THE REQUEST: What follows is a block of records; reproduce all of it verbatim.

::: THE RECORDS

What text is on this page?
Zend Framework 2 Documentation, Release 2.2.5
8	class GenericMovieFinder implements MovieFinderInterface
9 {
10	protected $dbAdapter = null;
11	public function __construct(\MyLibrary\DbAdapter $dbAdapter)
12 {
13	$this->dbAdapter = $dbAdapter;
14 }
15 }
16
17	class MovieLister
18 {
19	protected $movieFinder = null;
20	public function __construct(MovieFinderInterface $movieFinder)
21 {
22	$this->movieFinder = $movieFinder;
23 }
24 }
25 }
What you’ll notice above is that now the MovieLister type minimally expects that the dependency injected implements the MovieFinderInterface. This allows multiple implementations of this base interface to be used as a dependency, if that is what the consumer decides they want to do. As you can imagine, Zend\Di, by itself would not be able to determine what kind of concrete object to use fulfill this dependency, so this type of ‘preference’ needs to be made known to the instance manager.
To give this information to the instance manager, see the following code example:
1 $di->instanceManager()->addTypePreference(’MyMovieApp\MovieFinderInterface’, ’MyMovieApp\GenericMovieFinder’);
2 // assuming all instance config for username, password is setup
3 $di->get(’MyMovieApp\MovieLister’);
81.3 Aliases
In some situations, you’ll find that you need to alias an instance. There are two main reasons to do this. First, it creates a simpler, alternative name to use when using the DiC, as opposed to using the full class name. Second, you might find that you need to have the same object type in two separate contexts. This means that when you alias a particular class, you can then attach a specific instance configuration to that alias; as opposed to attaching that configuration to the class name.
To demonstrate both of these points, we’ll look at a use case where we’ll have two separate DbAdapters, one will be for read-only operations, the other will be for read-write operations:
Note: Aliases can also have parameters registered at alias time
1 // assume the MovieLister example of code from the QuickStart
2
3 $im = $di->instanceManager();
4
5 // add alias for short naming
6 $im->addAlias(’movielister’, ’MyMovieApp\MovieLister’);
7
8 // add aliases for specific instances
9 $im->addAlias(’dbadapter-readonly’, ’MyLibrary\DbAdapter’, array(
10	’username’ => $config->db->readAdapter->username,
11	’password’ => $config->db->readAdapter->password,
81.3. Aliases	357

::::::

WRITTEN ANSWER:
What text is on this page?
Zend Framework 2 Documentation, Release 2.2.5
8	class GenericMovieFinder implements MovieFinderInterface
9 {
10	protected $dbAdapter = null;
11	public function __construct(\MyLibrary\DbAdapter $dbAdapter)
12 {
13	$this->dbAdapter = $dbAdapter;
14 }
15 }
16
17	class MovieLister
18 {
19	protected $movieFinder = null;
20	public function __construct(MovieFinderInterface $movieFinder)
21 {
22	$this->movieFinder = $movieFinder;
23 }
24 }
25 }
What you’ll notice above is that now the MovieLister type minimally expects that the dependency injected implements the MovieFinderInterface. This allows multiple implementations of this base interface to be used as a dependency, if that is what the consumer decides they want to do. As you can imagine, Zend\Di, by itself would not be able to determine what kind of concrete object to use fulfill this dependency, so this type of ‘preference’ needs to be made known to the instance manager.
To give this information to the instance manager, see the following code example:
1 $di->instanceManager()->addTypePreference(’MyMovieApp\MovieFinderInterface’, ’MyMovieApp\GenericMovieFinder’);
2 // assuming all instance config for username, password is setup
3 $di->get(’MyMovieApp\MovieLister’);
81.3 Aliases
In some situations, you’ll find that you need to alias an instance. There are two main reasons to do this. First, it creates a simpler, alternative name to use when using the DiC, as opposed to using the full class name. Second, you might find that you need to have the same object type in two separate contexts. This means that when you alias a particular class, you can then attach a specific instance configuration to that alias; as opposed to attaching that configuration to the class name.
To demonstrate both of these points, we’ll look at a use case where we’ll have two separate DbAdapters, one will be for read-only operations, the other will be for read-write operations:
Note: Aliases can also have parameters registered at alias time
1 // assume the MovieLister example of code from the QuickStart
2
3 $im = $di->instanceManager();
4
5 // add alias for short naming
6 $im->addAlias(’movielister’, ’MyMovieApp\MovieLister’);
7
8 // add aliases for specific instances
9 $im->addAlias(’dbadapter-readonly’, ’MyLibrary\DbAdapter’, array(
10	’username’ => $config->db->readAdapter->username,
11	’password’ => $config->db->readAdapter->password,
81.3. Aliases	357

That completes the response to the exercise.